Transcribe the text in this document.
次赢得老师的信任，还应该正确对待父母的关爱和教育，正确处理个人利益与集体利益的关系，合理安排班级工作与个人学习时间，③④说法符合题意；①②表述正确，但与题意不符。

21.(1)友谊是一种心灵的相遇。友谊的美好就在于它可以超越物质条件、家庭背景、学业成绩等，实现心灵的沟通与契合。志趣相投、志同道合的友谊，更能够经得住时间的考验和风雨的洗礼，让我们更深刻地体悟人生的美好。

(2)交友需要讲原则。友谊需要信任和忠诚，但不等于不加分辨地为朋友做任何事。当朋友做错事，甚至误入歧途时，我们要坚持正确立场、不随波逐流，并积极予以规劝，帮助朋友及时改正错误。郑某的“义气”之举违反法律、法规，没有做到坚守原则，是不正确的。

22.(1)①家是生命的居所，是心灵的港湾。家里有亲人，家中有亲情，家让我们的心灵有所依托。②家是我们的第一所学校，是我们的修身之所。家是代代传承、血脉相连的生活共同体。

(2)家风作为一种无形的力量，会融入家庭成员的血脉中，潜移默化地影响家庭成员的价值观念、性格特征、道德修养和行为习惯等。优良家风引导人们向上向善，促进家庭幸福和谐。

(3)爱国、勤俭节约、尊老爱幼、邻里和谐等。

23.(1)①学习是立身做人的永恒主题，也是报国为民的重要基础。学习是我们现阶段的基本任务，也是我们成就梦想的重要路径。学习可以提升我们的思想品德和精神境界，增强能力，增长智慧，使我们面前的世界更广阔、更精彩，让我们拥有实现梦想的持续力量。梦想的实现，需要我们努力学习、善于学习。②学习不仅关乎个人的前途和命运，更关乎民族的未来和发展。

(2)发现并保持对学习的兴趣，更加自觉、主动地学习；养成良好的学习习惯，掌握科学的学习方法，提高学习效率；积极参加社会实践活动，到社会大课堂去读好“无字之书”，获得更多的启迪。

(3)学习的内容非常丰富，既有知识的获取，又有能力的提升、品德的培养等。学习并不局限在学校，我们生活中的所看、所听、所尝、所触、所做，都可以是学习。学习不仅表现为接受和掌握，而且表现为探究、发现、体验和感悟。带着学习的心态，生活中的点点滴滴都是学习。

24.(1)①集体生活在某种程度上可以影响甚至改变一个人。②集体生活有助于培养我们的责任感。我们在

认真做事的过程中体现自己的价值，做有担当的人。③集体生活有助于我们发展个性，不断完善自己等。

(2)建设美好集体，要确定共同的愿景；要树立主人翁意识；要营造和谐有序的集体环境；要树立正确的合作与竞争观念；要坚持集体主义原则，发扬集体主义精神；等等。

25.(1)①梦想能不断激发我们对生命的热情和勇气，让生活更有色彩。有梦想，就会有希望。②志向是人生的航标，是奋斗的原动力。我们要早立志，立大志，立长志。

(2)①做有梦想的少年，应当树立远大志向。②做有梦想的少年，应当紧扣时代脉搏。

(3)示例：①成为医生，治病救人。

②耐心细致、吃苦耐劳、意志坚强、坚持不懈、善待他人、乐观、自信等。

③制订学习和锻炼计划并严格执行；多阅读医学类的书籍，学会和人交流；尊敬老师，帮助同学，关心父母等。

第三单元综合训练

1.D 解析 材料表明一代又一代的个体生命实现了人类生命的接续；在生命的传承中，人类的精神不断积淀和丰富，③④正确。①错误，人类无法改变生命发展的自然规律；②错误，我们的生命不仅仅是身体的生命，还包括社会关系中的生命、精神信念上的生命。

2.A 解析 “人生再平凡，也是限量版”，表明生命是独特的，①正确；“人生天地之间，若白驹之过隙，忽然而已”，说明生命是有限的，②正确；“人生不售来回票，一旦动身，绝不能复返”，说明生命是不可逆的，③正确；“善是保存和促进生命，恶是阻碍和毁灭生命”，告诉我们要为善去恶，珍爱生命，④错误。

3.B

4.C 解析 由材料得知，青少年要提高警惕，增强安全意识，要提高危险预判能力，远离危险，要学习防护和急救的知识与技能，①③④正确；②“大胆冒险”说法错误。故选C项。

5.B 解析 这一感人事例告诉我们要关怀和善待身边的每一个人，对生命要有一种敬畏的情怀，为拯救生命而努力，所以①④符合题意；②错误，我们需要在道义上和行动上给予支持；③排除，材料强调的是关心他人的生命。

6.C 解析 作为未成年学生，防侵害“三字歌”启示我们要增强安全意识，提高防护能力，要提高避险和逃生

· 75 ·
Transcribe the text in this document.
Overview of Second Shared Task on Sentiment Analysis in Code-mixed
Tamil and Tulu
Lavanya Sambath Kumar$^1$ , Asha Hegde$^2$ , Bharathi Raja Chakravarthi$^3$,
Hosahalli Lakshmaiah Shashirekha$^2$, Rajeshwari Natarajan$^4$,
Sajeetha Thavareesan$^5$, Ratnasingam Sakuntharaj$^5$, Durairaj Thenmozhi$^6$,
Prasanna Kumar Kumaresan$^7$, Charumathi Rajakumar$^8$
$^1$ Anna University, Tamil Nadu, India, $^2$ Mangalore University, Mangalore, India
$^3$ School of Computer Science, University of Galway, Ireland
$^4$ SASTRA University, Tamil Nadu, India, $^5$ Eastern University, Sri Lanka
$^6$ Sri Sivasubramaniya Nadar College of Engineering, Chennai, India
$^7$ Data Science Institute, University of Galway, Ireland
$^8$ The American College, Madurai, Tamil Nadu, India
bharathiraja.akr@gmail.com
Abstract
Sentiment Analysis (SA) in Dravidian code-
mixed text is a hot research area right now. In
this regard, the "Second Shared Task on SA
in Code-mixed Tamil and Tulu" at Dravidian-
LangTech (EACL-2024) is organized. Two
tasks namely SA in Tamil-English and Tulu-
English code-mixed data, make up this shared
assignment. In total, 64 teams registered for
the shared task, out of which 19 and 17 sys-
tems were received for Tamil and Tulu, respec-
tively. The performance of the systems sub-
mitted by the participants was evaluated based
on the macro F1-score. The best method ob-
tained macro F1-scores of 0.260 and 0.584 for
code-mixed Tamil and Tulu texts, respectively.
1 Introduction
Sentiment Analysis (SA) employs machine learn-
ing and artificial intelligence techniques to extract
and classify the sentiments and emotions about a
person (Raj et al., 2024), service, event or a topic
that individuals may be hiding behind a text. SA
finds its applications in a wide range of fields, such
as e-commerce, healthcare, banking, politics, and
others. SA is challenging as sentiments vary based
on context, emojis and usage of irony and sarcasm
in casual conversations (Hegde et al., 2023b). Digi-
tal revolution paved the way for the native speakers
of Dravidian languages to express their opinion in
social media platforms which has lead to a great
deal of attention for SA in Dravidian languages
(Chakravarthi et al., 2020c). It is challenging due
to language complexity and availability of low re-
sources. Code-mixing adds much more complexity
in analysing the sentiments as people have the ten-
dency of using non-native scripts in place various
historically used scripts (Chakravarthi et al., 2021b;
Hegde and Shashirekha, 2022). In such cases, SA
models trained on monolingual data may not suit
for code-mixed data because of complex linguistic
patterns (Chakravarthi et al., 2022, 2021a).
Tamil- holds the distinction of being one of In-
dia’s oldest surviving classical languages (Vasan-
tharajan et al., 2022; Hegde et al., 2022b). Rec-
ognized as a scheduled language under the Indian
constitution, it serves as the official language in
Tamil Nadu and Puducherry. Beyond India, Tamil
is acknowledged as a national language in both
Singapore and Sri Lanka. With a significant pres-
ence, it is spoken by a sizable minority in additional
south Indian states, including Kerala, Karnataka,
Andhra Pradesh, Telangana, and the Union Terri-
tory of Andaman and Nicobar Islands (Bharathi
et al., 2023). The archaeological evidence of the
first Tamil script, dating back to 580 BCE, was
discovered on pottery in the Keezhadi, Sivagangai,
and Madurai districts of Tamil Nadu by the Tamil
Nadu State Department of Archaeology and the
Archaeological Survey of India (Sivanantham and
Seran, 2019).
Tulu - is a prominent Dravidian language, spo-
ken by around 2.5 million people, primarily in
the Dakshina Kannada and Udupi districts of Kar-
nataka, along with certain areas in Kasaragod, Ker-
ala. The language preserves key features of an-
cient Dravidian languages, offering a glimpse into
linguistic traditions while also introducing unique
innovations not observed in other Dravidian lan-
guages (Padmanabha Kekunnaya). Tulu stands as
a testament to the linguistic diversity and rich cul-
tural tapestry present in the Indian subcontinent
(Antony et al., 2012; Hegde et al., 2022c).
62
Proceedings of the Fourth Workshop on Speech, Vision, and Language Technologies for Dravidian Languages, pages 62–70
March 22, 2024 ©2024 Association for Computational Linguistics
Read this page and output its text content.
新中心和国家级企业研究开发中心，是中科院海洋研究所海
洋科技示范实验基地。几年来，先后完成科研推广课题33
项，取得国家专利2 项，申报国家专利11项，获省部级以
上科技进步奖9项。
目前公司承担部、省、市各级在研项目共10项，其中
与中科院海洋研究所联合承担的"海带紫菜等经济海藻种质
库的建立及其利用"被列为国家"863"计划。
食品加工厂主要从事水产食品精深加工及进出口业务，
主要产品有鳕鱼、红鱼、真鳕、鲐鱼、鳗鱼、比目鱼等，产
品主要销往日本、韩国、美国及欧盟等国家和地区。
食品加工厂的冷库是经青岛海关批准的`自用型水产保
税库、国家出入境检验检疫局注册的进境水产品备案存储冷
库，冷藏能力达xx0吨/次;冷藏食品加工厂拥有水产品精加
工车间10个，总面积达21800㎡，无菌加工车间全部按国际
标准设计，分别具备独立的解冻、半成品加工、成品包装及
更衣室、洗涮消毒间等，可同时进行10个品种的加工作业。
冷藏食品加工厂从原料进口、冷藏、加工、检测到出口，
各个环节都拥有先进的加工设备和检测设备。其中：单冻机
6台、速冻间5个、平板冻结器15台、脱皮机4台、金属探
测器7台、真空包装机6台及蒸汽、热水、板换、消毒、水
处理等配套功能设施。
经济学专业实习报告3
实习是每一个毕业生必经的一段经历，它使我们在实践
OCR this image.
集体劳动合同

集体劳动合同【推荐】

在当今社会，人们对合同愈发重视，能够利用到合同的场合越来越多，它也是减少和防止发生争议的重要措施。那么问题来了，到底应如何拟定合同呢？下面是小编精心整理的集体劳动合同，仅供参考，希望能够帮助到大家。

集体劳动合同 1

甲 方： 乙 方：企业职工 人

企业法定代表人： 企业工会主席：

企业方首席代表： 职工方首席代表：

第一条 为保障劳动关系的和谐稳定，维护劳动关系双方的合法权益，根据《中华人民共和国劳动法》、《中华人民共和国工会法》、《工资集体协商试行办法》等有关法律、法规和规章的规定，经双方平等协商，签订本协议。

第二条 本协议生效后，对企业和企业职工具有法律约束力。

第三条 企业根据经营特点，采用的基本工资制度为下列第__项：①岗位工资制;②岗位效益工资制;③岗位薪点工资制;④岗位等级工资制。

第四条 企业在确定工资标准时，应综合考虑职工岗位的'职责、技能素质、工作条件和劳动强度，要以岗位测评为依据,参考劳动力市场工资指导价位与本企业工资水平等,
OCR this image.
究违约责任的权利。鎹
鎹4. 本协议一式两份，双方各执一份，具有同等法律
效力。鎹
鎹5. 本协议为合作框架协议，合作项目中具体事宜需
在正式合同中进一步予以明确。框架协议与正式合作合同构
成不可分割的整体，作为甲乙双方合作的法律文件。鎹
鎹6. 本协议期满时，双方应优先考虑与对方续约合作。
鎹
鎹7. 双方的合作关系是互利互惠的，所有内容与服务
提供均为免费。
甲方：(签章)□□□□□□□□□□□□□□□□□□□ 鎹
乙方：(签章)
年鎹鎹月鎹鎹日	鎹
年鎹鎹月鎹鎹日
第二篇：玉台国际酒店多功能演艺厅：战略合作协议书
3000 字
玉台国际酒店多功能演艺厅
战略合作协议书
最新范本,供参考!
* * *
Where a line in the entries holds the word "districts", copy that line.

and Madurai districts of Tamil Nadu by the Tamil
the Dakshina Kannada and Udupi districts of Kar-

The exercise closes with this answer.